WORK TO BE COMPLETED
Look for the string "transmission" in every line, and copy each line that has it.

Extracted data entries
========================================================================

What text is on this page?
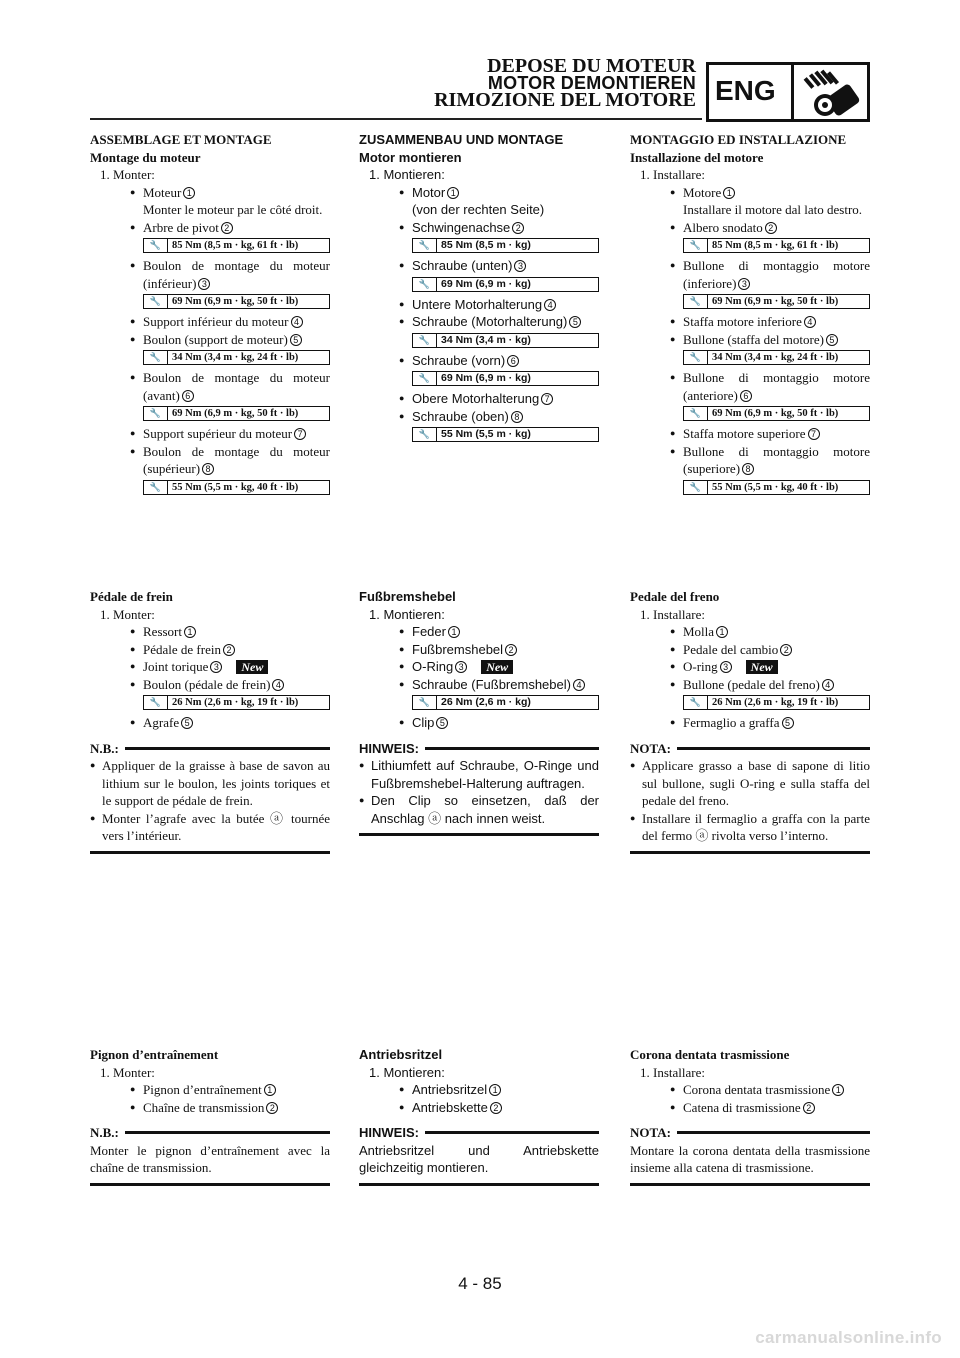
DEPOSE DU MOTEUR
MOTOR DEMONTIEREN
RIMOZIONE DEL MOTORE ENG
ASSEMBLAGE ET MONTAGE
Montage du moteur
1. Monter:
● Moteur 1
Monter le moteur par le côté droit.
● Arbre de pivot 2
🔧	85 Nm (8,5 m · kg, 61 ft · lb)
● Boulon de montage du moteur (inférieur) 3
🔧	69 Nm (6,9 m · kg, 50 ft · lb)
● Support inférieur du moteur 4
● Boulon (support de moteur) 5
🔧	34 Nm (3,4 m · kg, 24 ft · lb)
● Boulon de montage du moteur (avant) 6
🔧	69 Nm (6,9 m · kg, 50 ft · lb)
● Support supérieur du moteur 7
● Boulon de montage du moteur (supérieur) 8
🔧	55 Nm (5,5 m · kg, 40 ft · lb)
ZUSAMMENBAU UND MONTAGE
Motor montieren
1. Montieren:
● Motor 1
(von der rechten Seite)
● Schwingenachse 2
🔧	85 Nm (8,5 m · kg)
● Schraube (unten) 3
🔧	69 Nm (6,9 m · kg)
● Untere Motorhalterung 4
● Schraube (Motorhalterung) 5
🔧	34 Nm (3,4 m · kg)
● Schraube (vorn) 6
🔧	69 Nm (6,9 m · kg)
● Obere Motorhalterung 7
● Schraube (oben) 8
🔧	55 Nm (5,5 m · kg)
MONTAGGIO ED INSTALLAZIONE
Installazione del motore
1. Installare:
● Motore 1
Installare il motore dal lato destro.
● Albero snodato 2
🔧	85 Nm (8,5 m · kg, 61 ft · lb)
● Bullone di montaggio motore (inferiore) 3
🔧	69 Nm (6,9 m · kg, 50 ft · lb)
● Staffa motore inferiore 4
● Bullone (staffa del motore) 5
🔧	34 Nm (3,4 m · kg, 24 ft · lb)
● Bullone di montaggio motore (anteriore) 6
🔧	69 Nm (6,9 m · kg, 50 ft · lb)
● Staffa motore superiore 7
● Bullone di montaggio motore (superiore) 8
🔧	55 Nm (5,5 m · kg, 40 ft · lb)
Pédale de frein
1. Monter:
● Ressort 1
● Pédale de frein 2
● Joint torique 3 New
● Boulon (pédale de frein) 4
🔧	26 Nm (2,6 m · kg, 19 ft · lb)
● Agrafe 5
N.B.:
● Appliquer de la graisse à base de savon au lithium sur le boulon, les joints toriques et le support de pédale de frein.
● Monter l’agrafe avec la butée ⓐ tournée vers l’intérieur.
Fußbremshebel
1. Montieren:
● Feder 1
● Fußbremshebel 2
● O-Ring 3 New
● Schraube (Fußbremshebel) 4
🔧	26 Nm (2,6 m · kg)
● Clip 5
HINWEIS:
● Lithiumfett auf Schraube, O-Ringe und Fußbremshebel-Halterung auftragen.
● Den Clip so einsetzen, daß der Anschlag ⓐ nach innen weist.
Pedale del freno
1. Installare:
● Molla 1
● Pedale del cambio 2
● O-ring 3 New
● Bullone (pedale del freno) 4
🔧	26 Nm (2,6 m · kg, 19 ft · lb)
● Fermaglio a graffa 5
NOTA:
● Applicare grasso a base di sapone di litio sul bullone, sugli O-ring e sulla staffa del pedale del freno.
● Installare il fermaglio a graffa con la parte del fermo ⓐ rivolta verso l’interno.
Pignon d’entraînement
1. Monter:
● Pignon d’entraînement 1
● Chaîne de transmission 2
N.B.:
Monter le pignon d’entraînement avec la chaîne de transmission.
Antriebsritzel
1. Montieren:
● Antriebsritzel 1
● Antriebskette 2
HINWEIS:
Antriebsritzel und Antriebskette gleichzeitig montieren.
Corona dentata trasmissione
1. Installare:
● Corona dentata trasmissione 1
● Catena di trasmissione 2
NOTA:
Montare la corona dentata della trasmissione insieme alla catena di trasmissione.
4 - 85
carmanualsonline.info
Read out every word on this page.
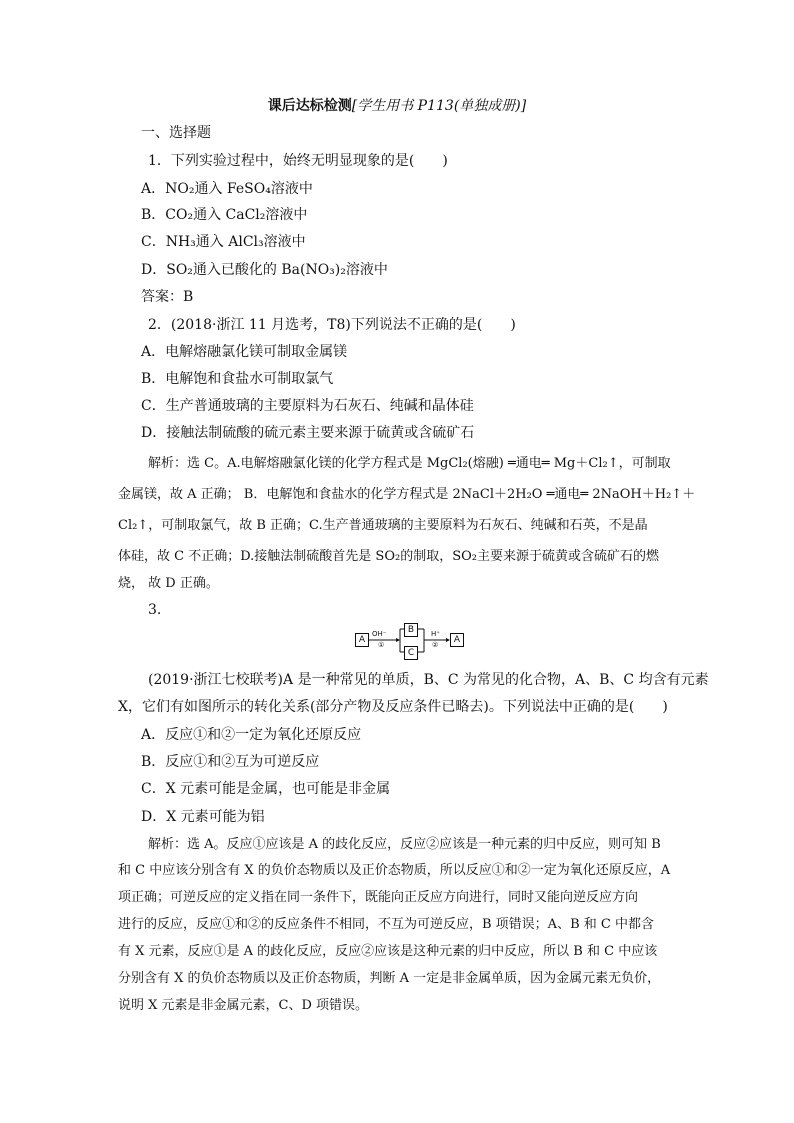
课后达标检测[学生用书 P113(单独成册)]
一、选择题
1．下列实验过程中，始终无明显现象的是(　　)
A．NO₂通入 FeSO₄溶液中
B．CO₂通入 CaCl₂溶液中
C．NH₃通入 AlCl₃溶液中
D．SO₂通入已酸化的 Ba(NO₃)₂溶液中
答案：B
2．(2018·浙江 11 月选考，T8)下列说法不正确的是(　　)
A．电解熔融氯化镁可制取金属镁
B．电解饱和食盐水可制取氯气
C．生产普通玻璃的主要原料为石灰石、纯碱和晶体硅
D．接触法制硫酸的硫元素主要来源于硫黄或含硫矿石
解析：选 C。A.电解熔融氯化镁的化学方程式是 MgCl₂(熔融) ═通电═ Mg＋Cl₂↑，可制取
金属镁，故 A 正确； B．电解饱和食盐水的化学方程式是 2NaCl＋2H₂O ═通电═ 2NaOH＋H₂↑＋
Cl₂↑，可制取氯气，故 B 正确；C.生产普通玻璃的主要原料为石灰石、纯碱和石英，不是晶
体硅，故 C 不正确；D.接触法制硫酸首先是 SO₂的制取，SO₂主要来源于硫黄或含硫矿石的燃
烧， 故 D 正确。
3.
A
B
C
A
OH⁻
①
H⁺
②
(2019·浙江七校联考)A 是一种常见的单质，B、C 为常见的化合物，A、B、C 均含有元素
X，它们有如图所示的转化关系(部分产物及反应条件已略去)。下列说法中正确的是(　　)
A．反应①和②一定为氧化还原反应
B．反应①和②互为可逆反应
C．X 元素可能是金属，也可能是非金属
D．X 元素可能为铝
解析：选 A。反应①应该是 A 的歧化反应，反应②应该是一种元素的归中反应，则可知 B
和 C 中应该分别含有 X 的负价态物质以及正价态物质，所以反应①和②一定为氧化还原反应，A
项正确；可逆反应的定义指在同一条件下，既能向正反应方向进行，同时又能向逆反应方向
进行的反应，反应①和②的反应条件不相同，不互为可逆反应，B 项错误；A、B 和 C 中都含
有 X 元素，反应①是 A 的歧化反应，反应②应该是这种元素的归中反应，所以 B 和 C 中应该
分别含有 X 的负价态物质以及正价态物质，判断 A 一定是非金属单质，因为金属元素无负价，
说明 X 元素是非金属元素，C、D 项错误。
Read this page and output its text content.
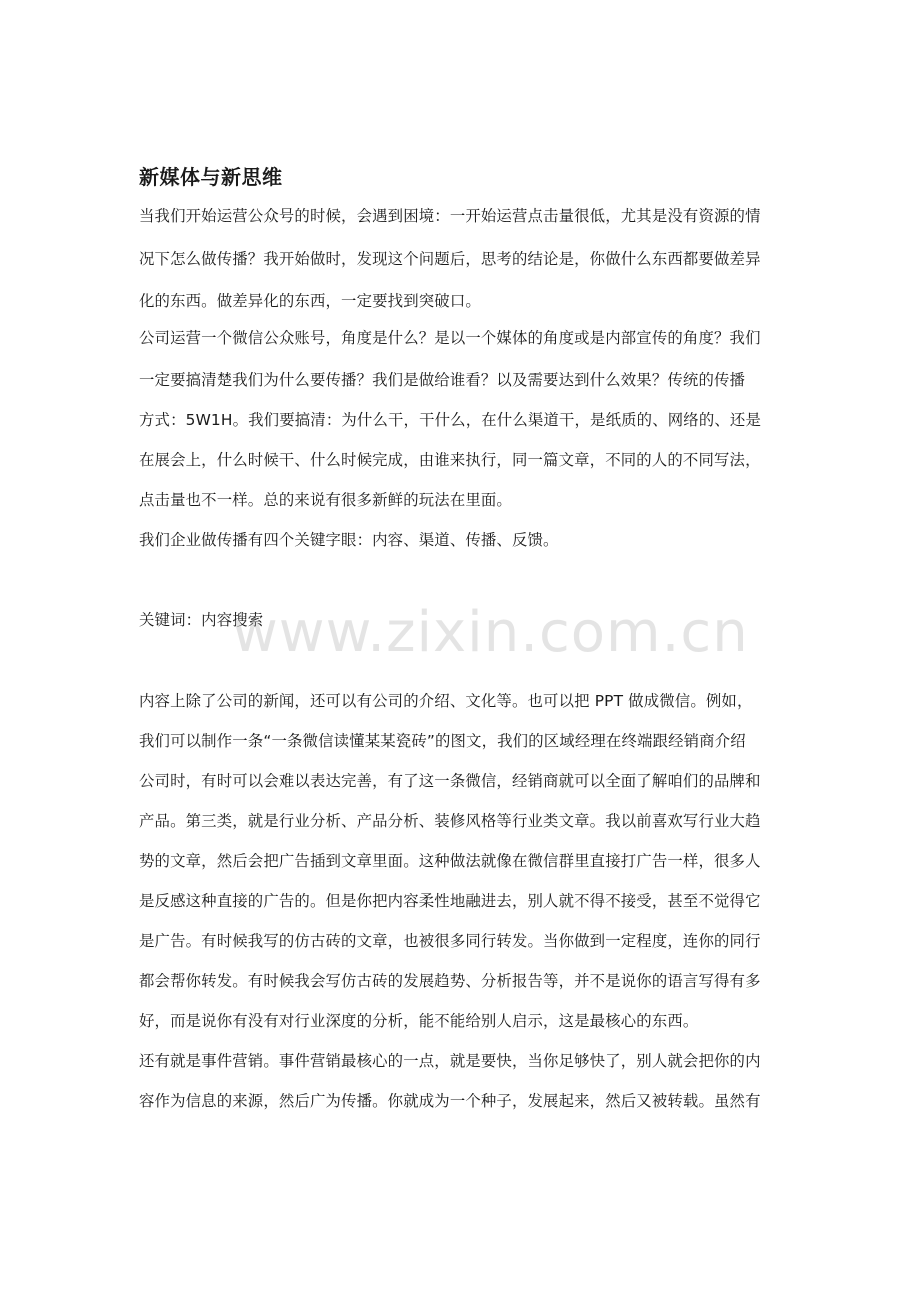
新媒体与新思维
当我们开始运营公众号的时候，会遇到困境：一开始运营点击量很低，尤其是没有资源的情
况下怎么做传播？我开始做时，发现这个问题后，思考的结论是，你做什么东西都要做差异
化的东西。做差异化的东西，一定要找到突破口。
公司运营一个微信公众账号，角度是什么？是以一个媒体的角度或是内部宣传的角度？我们
一定要搞清楚我们为什么要传播？我们是做给谁看？以及需要达到什么效果？传统的传播
方式：5W1H。我们要搞清：为什么干，干什么，在什么渠道干，是纸质的、网络的、还是
在展会上，什么时候干、什么时候完成，由谁来执行，同一篇文章，不同的人的不同写法，
点击量也不一样。总的来说有很多新鲜的玩法在里面。
我们企业做传播有四个关键字眼：内容、渠道、传播、反馈。
关键词：内容搜索
内容上除了公司的新闻，还可以有公司的介绍、文化等。也可以把 PPT 做成微信。例如，
我们可以制作一条“一条微信读懂某某瓷砖”的图文，我们的区域经理在终端跟经销商介绍
公司时，有时可以会难以表达完善，有了这一条微信，经销商就可以全面了解咱们的品牌和
产品。第三类，就是行业分析、产品分析、装修风格等行业类文章。我以前喜欢写行业大趋
势的文章，然后会把广告插到文章里面。这种做法就像在微信群里直接打广告一样，很多人
是反感这种直接的广告的。但是你把内容柔性地融进去，别人就不得不接受，甚至不觉得它
是广告。有时候我写的仿古砖的文章，也被很多同行转发。当你做到一定程度，连你的同行
都会帮你转发。有时候我会写仿古砖的发展趋势、分析报告等，并不是说你的语言写得有多
好，而是说你有没有对行业深度的分析，能不能给别人启示，这是最核心的东西。
还有就是事件营销。事件营销最核心的一点，就是要快，当你足够快了，别人就会把你的内
容作为信息的来源，然后广为传播。你就成为一个种子，发展起来，然后又被转载。虽然有
www.zixin.com.cn
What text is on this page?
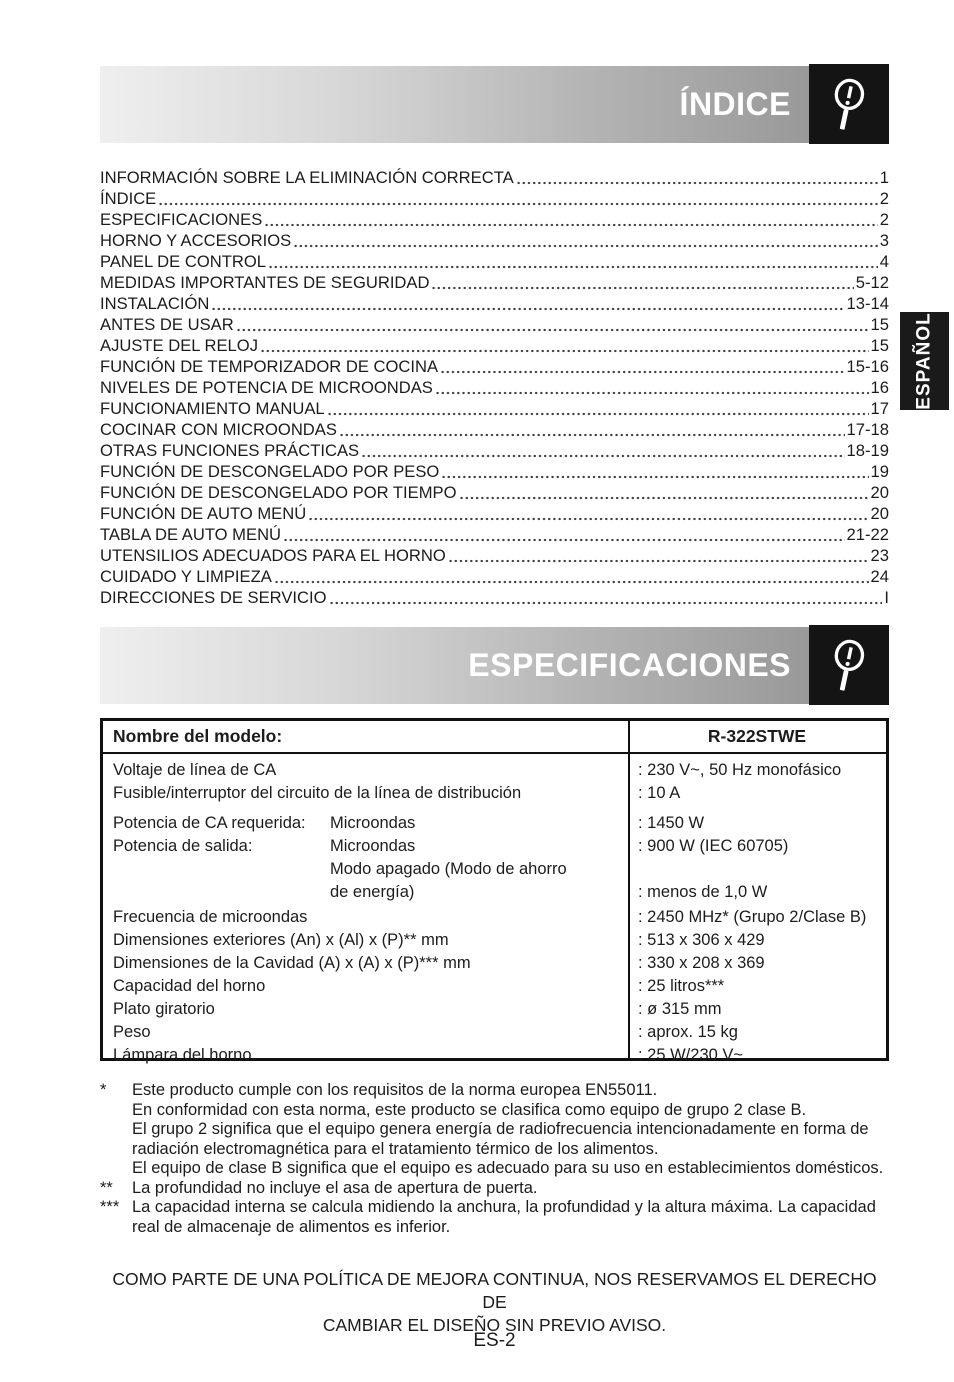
ÍNDICE
INFORMACIÓN SOBRE LA ELIMINACIÓN CORRECTA	1
ÍNDICE	2
ESPECIFICACIONES	2
HORNO Y ACCESORIOS	3
PANEL DE CONTROL	4
MEDIDAS IMPORTANTES DE SEGURIDAD	5-12
INSTALACIÓN	13-14
ANTES DE USAR	15
AJUSTE DEL RELOJ	15
FUNCIÓN DE TEMPORIZADOR DE COCINA	15-16
NIVELES DE POTENCIA DE MICROONDAS	16
FUNCIONAMIENTO MANUAL	17
COCINAR CON MICROONDAS	17-18
OTRAS FUNCIONES PRÁCTICAS	18-19
FUNCIÓN DE DESCONGELADO POR PESO	19
FUNCIÓN DE DESCONGELADO POR TIEMPO	20
FUNCIÓN DE AUTO MENÚ	20
TABLA DE AUTO MENÚ	21-22
UTENSILIOS ADECUADOS PARA EL HORNO	23
CUIDADO Y LIMPIEZA	24
DIRECCIONES DE SERVICIO	I
ESPAÑOL
ESPECIFICACIONES
Nombre del modelo:	R-322STWE
Voltaje de línea de CA	: 230 V~, 50 Hz monofásico
Fusible/interruptor del circuito de la línea de distribución	: 10 A
Potencia de CA requerida:	Microondas	: 1450 W
Potencia de salida:	Microondas	: 900 W (IEC 60705)
Modo apagado (Modo de ahorro
de energía)	: menos de 1,0 W
Frecuencia de microondas	: 2450 MHz* (Grupo 2/Clase B)
Dimensiones exteriores (An) x (Al) x (P)** mm	: 513 x 306 x 429
Dimensiones de la Cavidad (A) x (A) x (P)*** mm	: 330 x 208 x 369
Capacidad del horno	: 25 litros***
Plato giratorio	: ø 315 mm
Peso	: aprox. 15 kg
Lámpara del horno	: 25 W/230 V~
*	Este producto cumple con los requisitos de la norma europea EN55011.
En conformidad con esta norma, este producto se clasifica como equipo de grupo 2 clase B.
El grupo 2 significa que el equipo genera energía de radiofrecuencia intencionadamente en forma de radiación electromagnética para el tratamiento térmico de los alimentos.
El equipo de clase B significa que el equipo es adecuado para su uso en establecimientos domésticos.
**	La profundidad no incluye el asa de apertura de puerta.
*** La capacidad interna se calcula midiendo la anchura, la profundidad y la altura máxima. La capacidad real de almacenaje de alimentos es inferior.
COMO PARTE DE UNA POLÍTICA DE MEJORA CONTINUA, NOS RESERVAMOS EL DERECHO DE
CAMBIAR EL DISEÑO SIN PREVIO AVISO.
ES-2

========================================================================

REPLY
● Chaîne de transmission 2
Monter le pignon d’entraînement avec la chaîne de transmission.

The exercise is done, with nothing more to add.